-- EXCERPTED DATA start --
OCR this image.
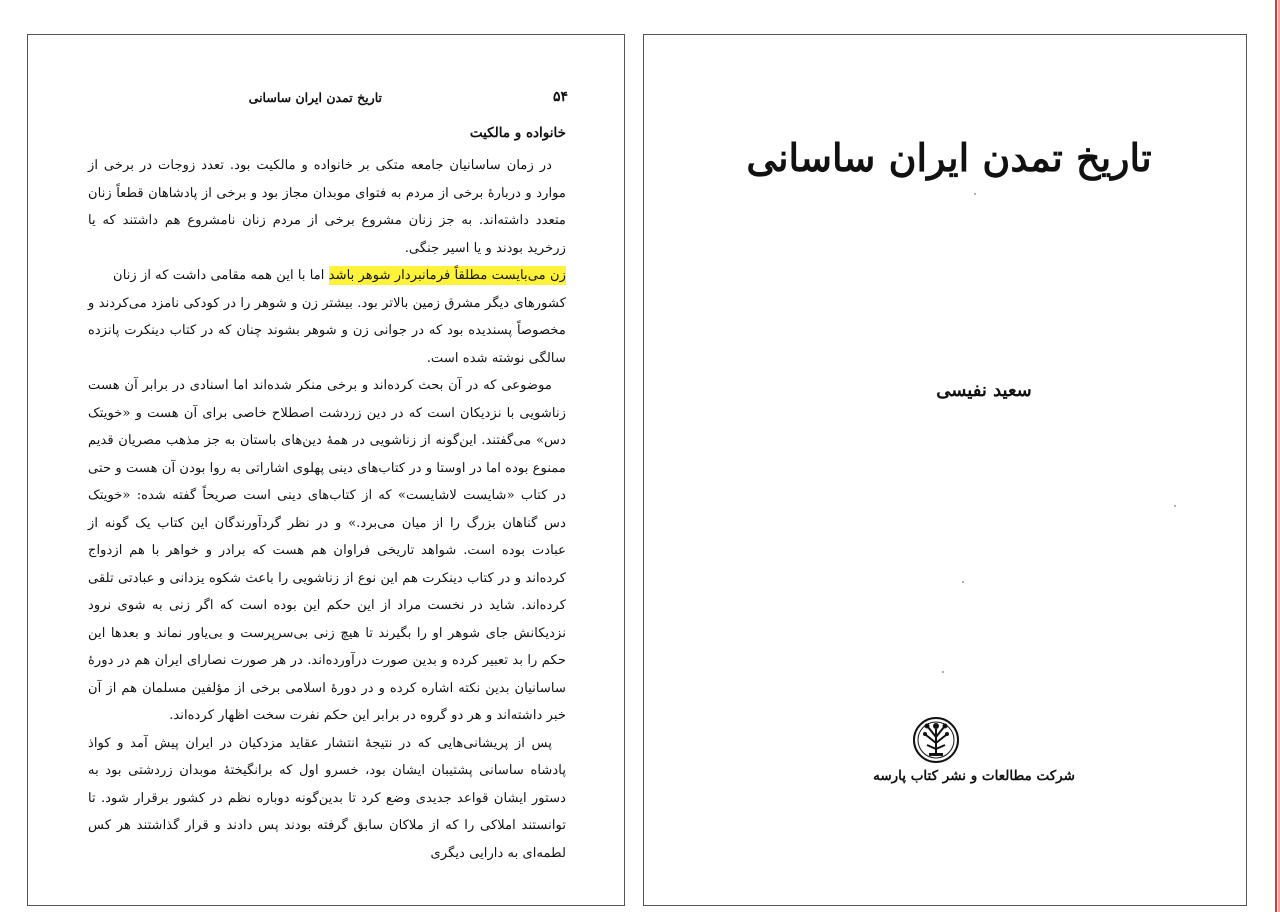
۵۴
تاریخ تمدن ایران ساسانی
خانواده و مالکیت

در زمان ساسانیان جامعه متکی بر خانواده و مالکیت بود. تعدد زوجات در برخی از موارد و دربارهٔ برخی از مردم به فتوای موبدان مجاز بود و برخی از پادشاهان قطعاً زنان متعدد داشته‌اند. به جز زنان مشروع برخی از مردم زنان نامشروع هم داشتند که یا زرخرید بودند و یا اسیر جنگی.

زن می‌بایست مطلقاً فرمانبردار شوهر باشد اما با این همه مقامی داشت که از زنان

کشورهای دیگر مشرق زمین بالاتر بود. بیشتر زن و شوهر را در کودکی نامزد می‌کردند و مخصوصاً پسندیده بود که در جوانی زن و شوهر بشوند چنان که در کتاب دینکرت پانزده سالگی نوشته شده است.

موضوعی که در آن بحث کرده‌اند و برخی منکر شده‌اند اما اسنادی در برابر آن هست زناشویی با نزدیکان است که در دین زردشت اصطلاح خاصی برای آن هست و «خویتک دس» می‌گفتند. این‌گونه از زناشویی در همهٔ دین‌های باستان به جز مذهب مصریان قدیم ممنوع بوده اما در اوستا و در کتاب‌های دینی پهلوی اشاراتی به روا بودن آن هست و حتی در کتاب «شایست لاشایست» که از کتاب‌های دینی است صریحاً گفته شده: «خویتک دس گناهان بزرگ را از میان می‌برد.» و در نظر گردآورندگان این کتاب یک گونه از عبادت بوده است. شواهد تاریخی فراوان هم هست که برادر و خواهر با هم ازدواج کرده‌اند و در کتاب دینکرت هم این نوع از زناشویی را باعث شکوه یزدانی و عبادتی تلقی کرده‌اند. شاید در نخست مراد از این حکم این بوده است که اگر زنی به شوی نرود نزدیکانش جای شوهر او را بگیرند تا هیچ زنی بی‌سرپرست و بی‌یاور نماند و بعدها این حکم را بد تعبیر کرده و بدین صورت درآورده‌اند. در هر صورت نصارای ایران هم در دورهٔ ساسانیان بدین نکته اشاره کرده و در دورهٔ اسلامی برخی از مؤلفین مسلمان هم از آن خبر داشته‌اند و هر دو گروه در برابر این حکم نفرت سخت اظهار کرده‌اند.

پس از پریشانی‌هایی که در نتیجهٔ انتشار عقاید مزدکیان در ایران پیش آمد و کواذ پادشاه ساسانی پشتیبان ایشان بود، خسرو اول که برانگیختهٔ موبدان زردشتی بود به دستور ایشان قواعد جدیدی وضع کرد تا بدین‌گونه دوباره نظم در کشور برقرار شود. تا توانستند املاکی را که از ملاکان سابق گرفته بودند پس دادند و قرار گذاشتند هر کس لطمه‌ای به دارایی دیگری

تاریخ تمدن ایران ساسانی
سعید نفیسی
شرکت مطالعات و نشر کتاب پارسه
-- EXCERPTED DATA end --
### TASK PROMPT
Say how many lines in the entries contain the string "زنان", and leave out everything else.

### FINISHED TASK
2